--- Start of Supplied entries ---
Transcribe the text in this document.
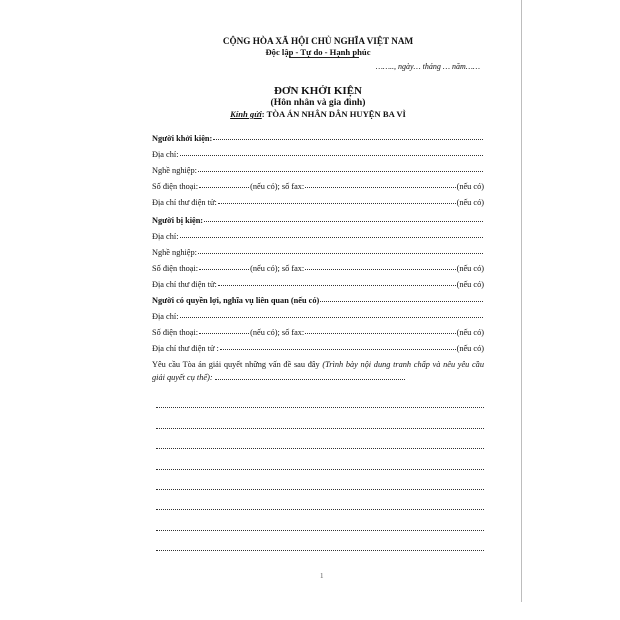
CỘNG HÒA XÃ HỘI CHỦ NGHĨA VIỆT NAM
Độc lập - Tự do - Hạnh phúc
…….., ngày… tháng … năm……
ĐƠN KHỞI KIỆN
(Hôn nhân và gia đình)
Kính gửi: TÒA ÁN NHÂN DÂN HUYỆN BA VÌ
Người khởi kiện:
Địa chỉ:
Nghề nghiệp:
Số điện thoại:	(nếu có); số fax:	(nếu có)
Địa chỉ thư điện tử:	(nếu có)
Người bị kiện:
Địa chỉ:
Nghề nghiệp:
Số điện thoại:	(nếu có); số fax:	(nếu có)
Địa chỉ thư điện tử:	(nếu có)
Người có quyền lợi, nghĩa vụ liên quan (nếu có)
Địa chỉ:
Số điện thoại:	(nếu có); số fax:	(nếu có)
Địa chỉ thư điện tử :	(nếu có)
Yêu cầu Tòa án giải quyết những vấn đề sau đây (Trình bày nội dung tranh chấp và nêu yêu cầu giải quyết cụ thể):
1
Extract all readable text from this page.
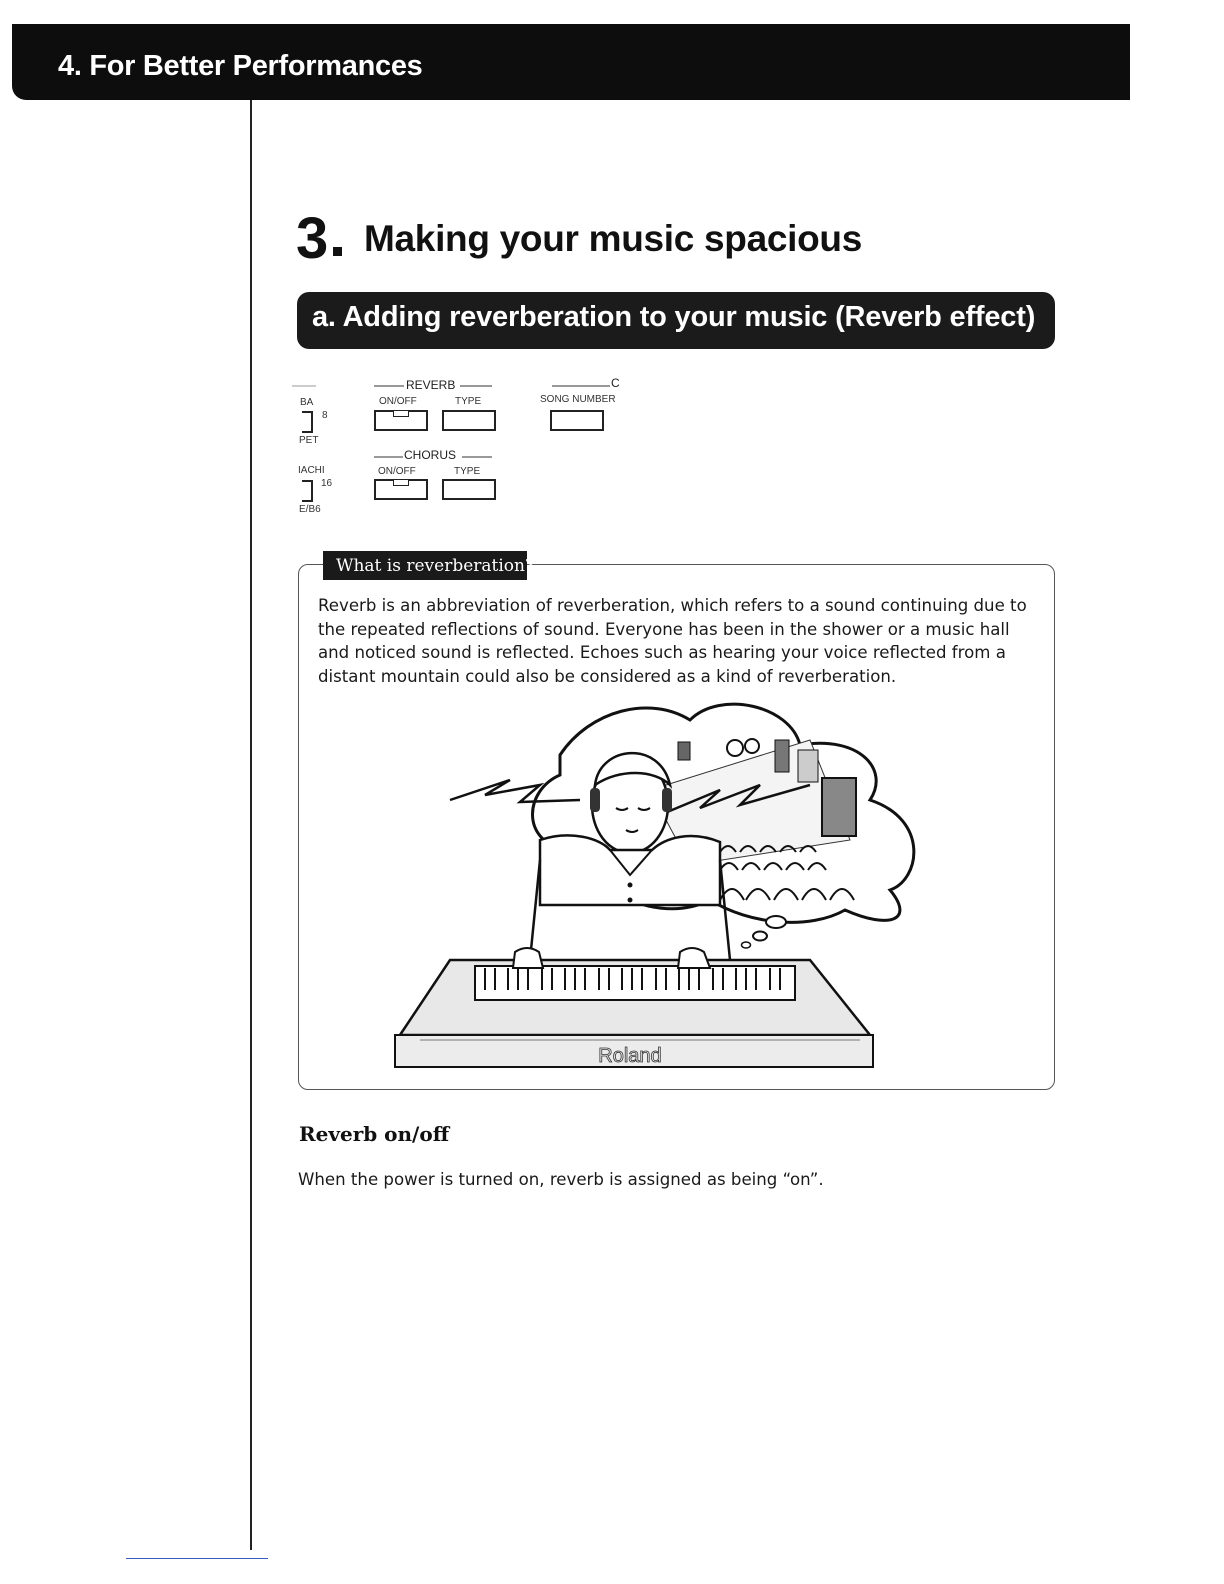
4. For Better Performances
3 Making your music spacious
a. Adding reverberation to your music (Reverb effect)
REVERB
ON/OFF	TYPE
CHORUS
ON/OFF	TYPE
SONG NUMBER
C
BA
8
PET
IACHI
16
E/B6
What is reverberation?
Reverb is an abbreviation of reverberation, which refers to a sound continuing due to the repeated reflections of sound. Everyone has been in the shower or a music hall and noticed sound is reflected. Echoes such as hearing your voice reflected from a distant mountain could also be considered as a kind of reverberation.
Roland
Reverb on/off
When the power is turned on, reverb is assigned as being “on”.
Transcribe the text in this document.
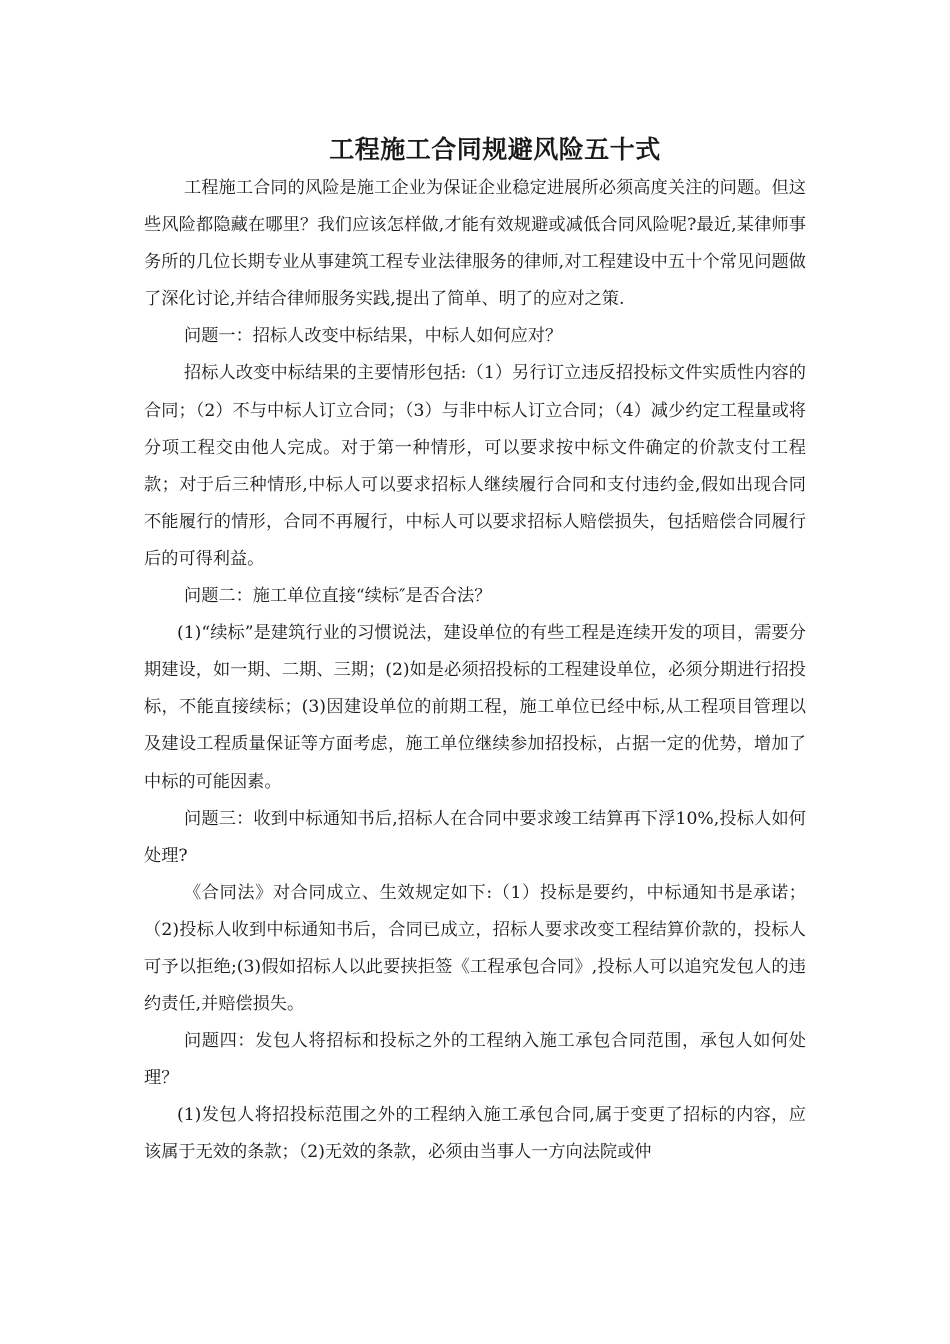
工程施工合同规避风险五十式

工程施工合同的风险是施工企业为保证企业稳定进展所必须高度关注的问题。但这些风险都隐藏在哪里？我们应该怎样做,才能有效规避或减低合同风险呢?最近,某律师事务所的几位长期专业从事建筑工程专业法律服务的律师,对工程建设中五十个常见问题做了深化讨论,并结合律师服务实践,提出了简单、明了的应对之策.

问题一：招标人改变中标结果，中标人如何应对？

招标人改变中标结果的主要情形包括:（1）另行订立违反招投标文件实质性内容的合同；（2）不与中标人订立合同；（3）与非中标人订立合同；（4）减少约定工程量或将分项工程交由他人完成。对于第一种情形，可以要求按中标文件确定的价款支付工程款；对于后三种情形,中标人可以要求招标人继续履行合同和支付违约金,假如出现合同不能履行的情形，合同不再履行，中标人可以要求招标人赔偿损失，包括赔偿合同履行后的可得利益。

问题二：施工单位直接“续标″是否合法？

(1)“续标”是建筑行业的习惯说法，建设单位的有些工程是连续开发的项目，需要分期建设，如一期、二期、三期；(2)如是必须招投标的工程建设单位，必须分期进行招投标，不能直接续标；(3)因建设单位的前期工程，施工单位已经中标,从工程项目管理以及建设工程质量保证等方面考虑，施工单位继续参加招投标，占据一定的优势，增加了中标的可能因素。

问题三：收到中标通知书后,招标人在合同中要求竣工结算再下浮10%,投标人如何处理?

《合同法》对合同成立、生效规定如下:（1）投标是要约，中标通知书是承诺；（2)投标人收到中标通知书后，合同已成立，招标人要求改变工程结算价款的，投标人可予以拒绝;(3)假如招标人以此要挟拒签《工程承包合同》,投标人可以追究发包人的违约责任,并赔偿损失。

问题四：发包人将招标和投标之外的工程纳入施工承包合同范围，承包人如何处理？

(1)发包人将招投标范围之外的工程纳入施工承包合同,属于变更了招标的内容，应该属于无效的条款；（2)无效的条款，必须由当事人一方向法院或仲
--- End of Supplied entries ---
Objective. Except for the pictures, copy the material above exactly.

Written solution.
Transcribe the text in this document.
CỘNG HÒA XÃ HỘI CHỦ NGHĨA VIỆT NAM
Độc lập - Tự do - Hạnh phúc
…….., ngày… tháng … năm……
ĐƠN KHỞI KIỆN
(Hôn nhân và gia đình)
Kính gửi: TÒA ÁN NHÂN DÂN HUYỆN BA VÌ
Người khởi kiện:
Địa chỉ:
Nghề nghiệp:
Số điện thoại:	(nếu có); số fax:	(nếu có)
Địa chỉ thư điện tử:	(nếu có)
Người bị kiện:
Địa chỉ:
Nghề nghiệp:
Số điện thoại:	(nếu có); số fax:	(nếu có)
Địa chỉ thư điện tử:	(nếu có)
Người có quyền lợi, nghĩa vụ liên quan (nếu có)
Địa chỉ:
Số điện thoại:	(nếu có); số fax:	(nếu có)
Địa chỉ thư điện tử :	(nếu có)
Yêu cầu Tòa án giải quyết những vấn đề sau đây (Trình bày nội dung tranh chấp và nêu yêu cầu giải quyết cụ thể):
1
Extract all readable text from this page.
4. For Better Performances
3 Making your music spacious
a. Adding reverberation to your music (Reverb effect)
REVERB
ON/OFF	TYPE
CHORUS
ON/OFF	TYPE
SONG NUMBER
C
BA
8
PET
IACHI
16
E/B6
What is reverberation?
Reverb is an abbreviation of reverberation, which refers to a sound continuing due to the repeated reflections of sound. Everyone has been in the shower or a music hall and noticed sound is reflected. Echoes such as hearing your voice reflected from a distant mountain could also be considered as a kind of reverberation.
Roland
Reverb on/off
When the power is turned on, reverb is assigned as being “on”.
Transcribe the text in this document.
工程施工合同规避风险五十式

工程施工合同的风险是施工企业为保证企业稳定进展所必须高度关注的问题。但这些风险都隐藏在哪里？我们应该怎样做,才能有效规避或减低合同风险呢?最近,某律师事务所的几位长期专业从事建筑工程专业法律服务的律师,对工程建设中五十个常见问题做了深化讨论,并结合律师服务实践,提出了简单、明了的应对之策.

问题一：招标人改变中标结果，中标人如何应对？

招标人改变中标结果的主要情形包括:（1）另行订立违反招投标文件实质性内容的合同；（2）不与中标人订立合同；（3）与非中标人订立合同；（4）减少约定工程量或将分项工程交由他人完成。对于第一种情形，可以要求按中标文件确定的价款支付工程款；对于后三种情形,中标人可以要求招标人继续履行合同和支付违约金,假如出现合同不能履行的情形，合同不再履行，中标人可以要求招标人赔偿损失，包括赔偿合同履行后的可得利益。

问题二：施工单位直接“续标″是否合法？

(1)“续标”是建筑行业的习惯说法，建设单位的有些工程是连续开发的项目，需要分期建设，如一期、二期、三期；(2)如是必须招投标的工程建设单位，必须分期进行招投标，不能直接续标；(3)因建设单位的前期工程，施工单位已经中标,从工程项目管理以及建设工程质量保证等方面考虑，施工单位继续参加招投标，占据一定的优势，增加了中标的可能因素。

问题三：收到中标通知书后,招标人在合同中要求竣工结算再下浮10%,投标人如何处理?

《合同法》对合同成立、生效规定如下:（1）投标是要约，中标通知书是承诺；（2)投标人收到中标通知书后，合同已成立，招标人要求改变工程结算价款的，投标人可予以拒绝;(3)假如招标人以此要挟拒签《工程承包合同》,投标人可以追究发包人的违约责任,并赔偿损失。

问题四：发包人将招标和投标之外的工程纳入施工承包合同范围，承包人如何处理？

(1)发包人将招投标范围之外的工程纳入施工承包合同,属于变更了招标的内容，应该属于无效的条款；（2)无效的条款，必须由当事人一方向法院或仲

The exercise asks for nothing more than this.